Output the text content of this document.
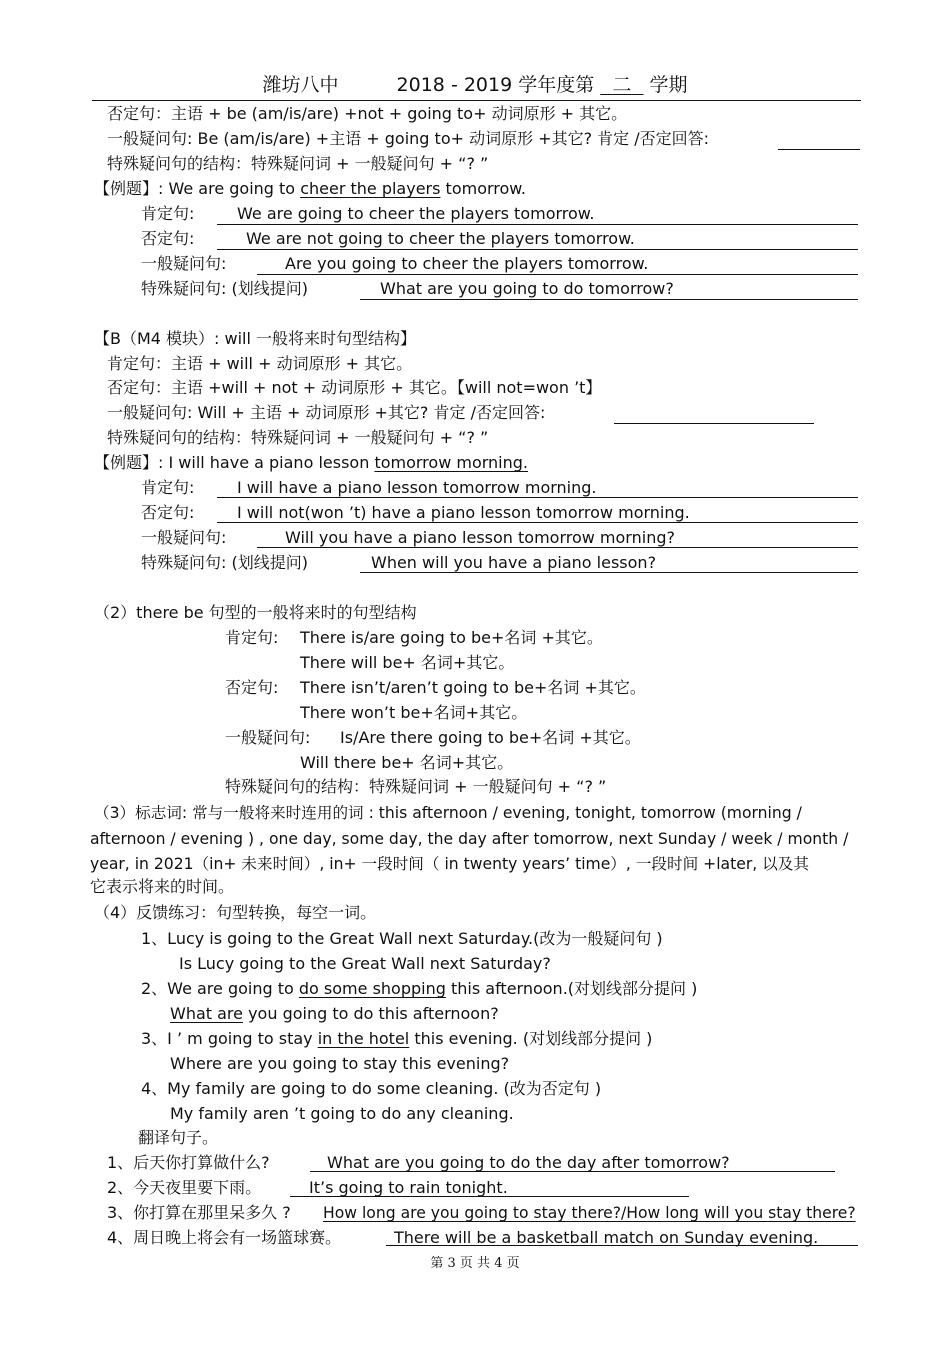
潍坊八中	2018 - 2019 学年度第 二 学期
否定句：主语 + be (am/is/are) +not + going to+ 动词原形 + 其它。
一般疑问句: Be (am/is/are) +主语 + going to+ 动词原形 +其它? 肯定 /否定回答:
特殊疑问句的结构：特殊疑问词 + 一般疑问句 + “? ”
【例题】: We are going to cheer the players tomorrow.
肯定句:	We are going to cheer the players tomorrow.
否定句:	We are not going to cheer the players tomorrow.
一般疑问句:	Are you going to cheer the players tomorrow.
特殊疑问句: (划线提问)	What are you going to do tomorrow?
【B（M4 模块）: will 一般将来时句型结构】
肯定句：主语 + will + 动词原形 + 其它。
否定句：主语 +will + not + 动词原形 + 其它。【will not=won ’t】
一般疑问句: Will + 主语 + 动词原形 +其它? 肯定 /否定回答:
特殊疑问句的结构：特殊疑问词 + 一般疑问句 + “? ”
【例题】: I will have a piano lesson tomorrow morning.
肯定句:	I will have a piano lesson tomorrow morning.
否定句:	I will not(won ’t) have a piano lesson tomorrow morning.
一般疑问句:	Will you have a piano lesson tomorrow morning?
特殊疑问句: (划线提问)	When will you have a piano lesson?
（2）there be 句型的一般将来时的句型结构
肯定句: There is/are going to be+名词 +其它。
There will be+ 名词+其它。
否定句: There isn’t/aren’t going to be+名词 +其它。
There won’t be+名词+其它。
一般疑问句: Is/Are there going to be+名词 +其它。
Will there be+ 名词+其它。
特殊疑问句的结构：特殊疑问词 + 一般疑问句 + “? ”
（3）标志词: 常与一般将来时连用的词 : this afternoon / evening, tonight, tomorrow (morning /
afternoon / evening ) , one day, some day, the day after tomorrow, next Sunday / week / month /
year, in 2021（in+ 未来时间）, in+ 一段时间（ in twenty years’ time）, 一段时间 +later, 以及其
它表示将来的时间。
（4）反馈练习：句型转换，每空一词。
1、Lucy is going to the Great Wall next Saturday.(改为一般疑问句 )
Is Lucy going to the Great Wall next Saturday?
2、We are going to do some shopping this afternoon.(对划线部分提问 )
What are you going to do this afternoon?
3、I ’ m going to stay in the hotel this evening. (对划线部分提问 )
Where are you going to stay this evening?
4、My family are going to do some cleaning. (改为否定句 )
My family aren ’t going to do any cleaning.
翻译句子。
1、后天你打算做什么?	What are you going to do the day after tomorrow?
2、今天夜里要下雨。	It’s going to rain tonight.
3、你打算在那里呆多久 ? How long are you going to stay there?/How long will you stay there?
4、周日晚上将会有一场篮球赛。	There will be a basketball match on Sunday evening.
第 3 页 共 4 页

────

> Task statement: Copy every line of the listing that contains the word "Great".

> Task output:
1、Lucy is going to the Great Wall next Saturday.(改为一般疑问句 )
Is Lucy going to the Great Wall next Saturday?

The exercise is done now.